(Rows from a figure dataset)
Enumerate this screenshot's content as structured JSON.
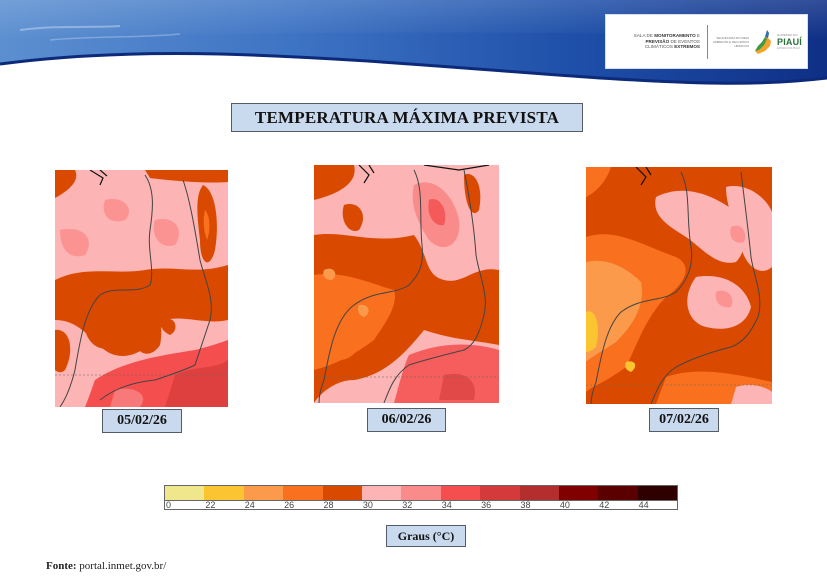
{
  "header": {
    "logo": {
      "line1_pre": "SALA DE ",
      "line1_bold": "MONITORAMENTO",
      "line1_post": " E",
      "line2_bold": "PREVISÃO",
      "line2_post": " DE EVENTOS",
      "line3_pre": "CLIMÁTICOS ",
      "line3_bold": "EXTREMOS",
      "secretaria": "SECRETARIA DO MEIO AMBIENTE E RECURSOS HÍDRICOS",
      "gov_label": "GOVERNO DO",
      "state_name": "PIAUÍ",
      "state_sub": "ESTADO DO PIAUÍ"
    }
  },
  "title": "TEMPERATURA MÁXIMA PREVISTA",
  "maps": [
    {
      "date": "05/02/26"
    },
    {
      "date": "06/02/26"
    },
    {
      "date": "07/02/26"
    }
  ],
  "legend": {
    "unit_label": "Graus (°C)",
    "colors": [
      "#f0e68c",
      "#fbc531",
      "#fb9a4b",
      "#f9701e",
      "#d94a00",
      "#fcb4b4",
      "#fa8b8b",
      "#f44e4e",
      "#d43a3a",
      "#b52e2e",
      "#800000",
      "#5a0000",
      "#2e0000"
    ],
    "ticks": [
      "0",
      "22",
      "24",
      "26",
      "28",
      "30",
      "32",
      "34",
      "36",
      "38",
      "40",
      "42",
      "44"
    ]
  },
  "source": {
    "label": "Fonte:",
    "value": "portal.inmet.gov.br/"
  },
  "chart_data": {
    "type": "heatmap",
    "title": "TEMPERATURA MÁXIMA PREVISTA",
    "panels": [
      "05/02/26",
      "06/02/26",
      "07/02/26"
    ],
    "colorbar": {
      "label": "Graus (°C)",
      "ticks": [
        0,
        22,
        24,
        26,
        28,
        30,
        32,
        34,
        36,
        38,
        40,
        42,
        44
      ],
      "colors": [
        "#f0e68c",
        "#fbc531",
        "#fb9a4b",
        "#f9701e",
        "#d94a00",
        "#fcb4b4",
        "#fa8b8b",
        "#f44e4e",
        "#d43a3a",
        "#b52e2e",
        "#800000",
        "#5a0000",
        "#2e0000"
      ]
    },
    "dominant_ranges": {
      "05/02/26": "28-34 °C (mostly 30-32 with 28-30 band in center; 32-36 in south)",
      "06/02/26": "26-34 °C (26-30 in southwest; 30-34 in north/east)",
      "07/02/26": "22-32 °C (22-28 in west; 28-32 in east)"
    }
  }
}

# TO BE DONE
Copy every record above exactly, leaving out any pictures.

# OUTPUT
Enumerate this screenshot's content as structured JSON.
{
  "header": {
    "logo": {
      "line1_pre": "SALA DE ",
      "line1_bold": "MONITORAMENTO",
      "line1_post": " E",
      "line2_bold": "PREVISÃO",
      "line2_post": " DE EVENTOS",
      "line3_pre": "CLIMÁTICOS ",
      "line3_bold": "EXTREMOS",
      "secretaria": "SECRETARIA DO MEIO AMBIENTE E RECURSOS HÍDRICOS",
      "gov_label": "GOVERNO DO",
      "state_name": "PIAUÍ",
      "state_sub": "ESTADO DO PIAUÍ"
    }
  },
  "title": "TEMPERATURA MÁXIMA PREVISTA",
  "maps": [
    {
      "date": "05/02/26"
    },
    {
      "date": "06/02/26"
    },
    {
      "date": "07/02/26"
    }
  ],
  "legend": {
    "unit_label": "Graus (°C)",
    "colors": [
      "#f0e68c",
      "#fbc531",
      "#fb9a4b",
      "#f9701e",
      "#d94a00",
      "#fcb4b4",
      "#fa8b8b",
      "#f44e4e",
      "#d43a3a",
      "#b52e2e",
      "#800000",
      "#5a0000",
      "#2e0000"
    ],
    "ticks": [
      "0",
      "22",
      "24",
      "26",
      "28",
      "30",
      "32",
      "34",
      "36",
      "38",
      "40",
      "42",
      "44"
    ]
  },
  "source": {
    "label": "Fonte:",
    "value": "portal.inmet.gov.br/"
  },
  "chart_data": {
    "type": "heatmap",
    "title": "TEMPERATURA MÁXIMA PREVISTA",
    "panels": [
      "05/02/26",
      "06/02/26",
      "07/02/26"
    ],
    "colorbar": {
      "label": "Graus (°C)",
      "ticks": [
        0,
        22,
        24,
        26,
        28,
        30,
        32,
        34,
        36,
        38,
        40,
        42,
        44
      ],
      "colors": [
        "#f0e68c",
        "#fbc531",
        "#fb9a4b",
        "#f9701e",
        "#d94a00",
        "#fcb4b4",
        "#fa8b8b",
        "#f44e4e",
        "#d43a3a",
        "#b52e2e",
        "#800000",
        "#5a0000",
        "#2e0000"
      ]
    },
    "dominant_ranges": {
      "05/02/26": "28-34 °C (mostly 30-32 with 28-30 band in center; 32-36 in south)",
      "06/02/26": "26-34 °C (26-30 in southwest; 30-34 in north/east)",
      "07/02/26": "22-32 °C (22-28 in west; 28-32 in east)"
    }
  }
}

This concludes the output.